Your task - Find each line with the word "egyetemi" and state how many there are, nothing more.

-- start Given data --

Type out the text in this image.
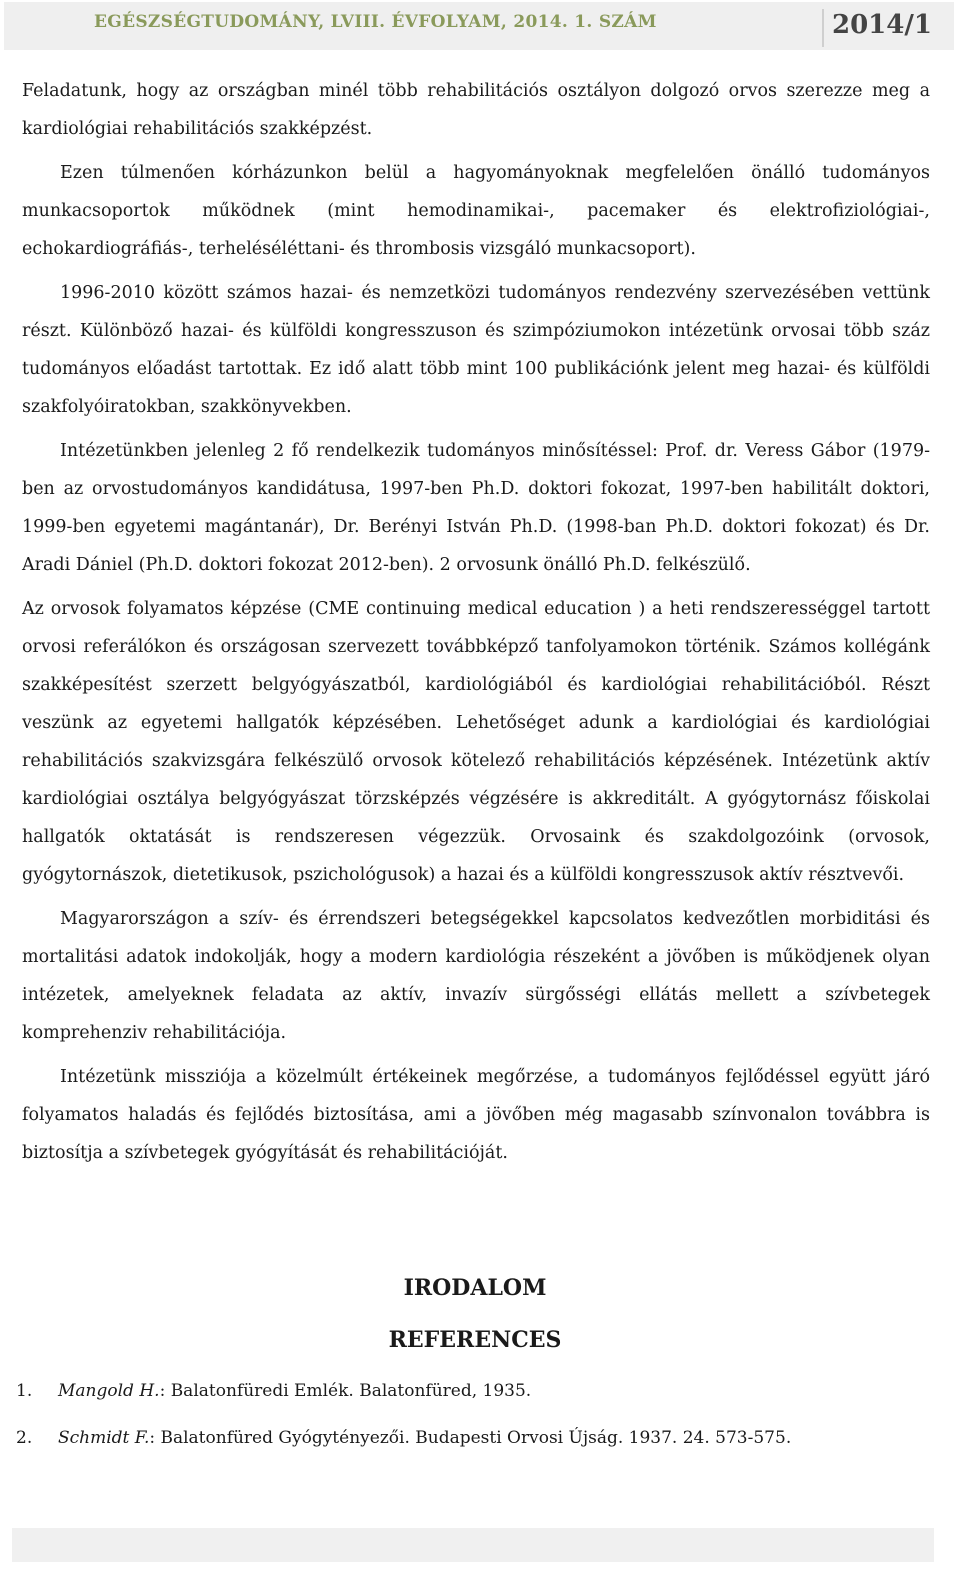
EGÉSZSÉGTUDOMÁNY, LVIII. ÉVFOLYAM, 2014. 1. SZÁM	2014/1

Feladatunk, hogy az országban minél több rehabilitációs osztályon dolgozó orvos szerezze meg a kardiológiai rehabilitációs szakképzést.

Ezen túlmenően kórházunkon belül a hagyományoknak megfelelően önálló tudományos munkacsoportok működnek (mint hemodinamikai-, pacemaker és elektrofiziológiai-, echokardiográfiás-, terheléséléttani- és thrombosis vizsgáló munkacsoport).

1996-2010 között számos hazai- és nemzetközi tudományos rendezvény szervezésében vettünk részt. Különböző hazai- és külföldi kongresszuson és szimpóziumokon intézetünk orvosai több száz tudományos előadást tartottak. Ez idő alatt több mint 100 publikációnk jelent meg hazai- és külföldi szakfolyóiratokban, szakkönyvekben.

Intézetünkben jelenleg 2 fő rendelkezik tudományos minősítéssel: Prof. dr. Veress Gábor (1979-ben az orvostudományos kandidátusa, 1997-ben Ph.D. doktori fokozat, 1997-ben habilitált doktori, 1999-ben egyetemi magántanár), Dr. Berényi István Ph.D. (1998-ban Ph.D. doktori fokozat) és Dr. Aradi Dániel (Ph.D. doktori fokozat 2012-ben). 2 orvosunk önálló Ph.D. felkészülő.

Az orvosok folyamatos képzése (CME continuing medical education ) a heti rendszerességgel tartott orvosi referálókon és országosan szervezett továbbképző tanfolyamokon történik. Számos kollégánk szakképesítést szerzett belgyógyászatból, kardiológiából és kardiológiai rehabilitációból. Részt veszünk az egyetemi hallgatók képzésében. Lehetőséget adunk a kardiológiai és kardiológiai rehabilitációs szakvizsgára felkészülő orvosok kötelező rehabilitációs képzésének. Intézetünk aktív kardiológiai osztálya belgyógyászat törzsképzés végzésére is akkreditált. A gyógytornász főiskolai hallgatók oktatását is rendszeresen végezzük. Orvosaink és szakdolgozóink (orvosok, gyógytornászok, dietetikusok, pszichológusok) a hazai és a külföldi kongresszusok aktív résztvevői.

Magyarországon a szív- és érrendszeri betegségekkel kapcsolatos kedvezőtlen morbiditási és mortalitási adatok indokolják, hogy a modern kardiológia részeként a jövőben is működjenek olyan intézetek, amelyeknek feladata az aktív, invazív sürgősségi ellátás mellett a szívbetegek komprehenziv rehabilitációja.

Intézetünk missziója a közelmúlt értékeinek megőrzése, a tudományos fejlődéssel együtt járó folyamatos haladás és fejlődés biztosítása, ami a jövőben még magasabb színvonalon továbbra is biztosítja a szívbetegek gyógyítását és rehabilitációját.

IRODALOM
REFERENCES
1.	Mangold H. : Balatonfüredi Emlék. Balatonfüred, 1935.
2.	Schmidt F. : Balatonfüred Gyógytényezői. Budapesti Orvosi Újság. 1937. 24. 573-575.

-- end Given data --

Finished task - 2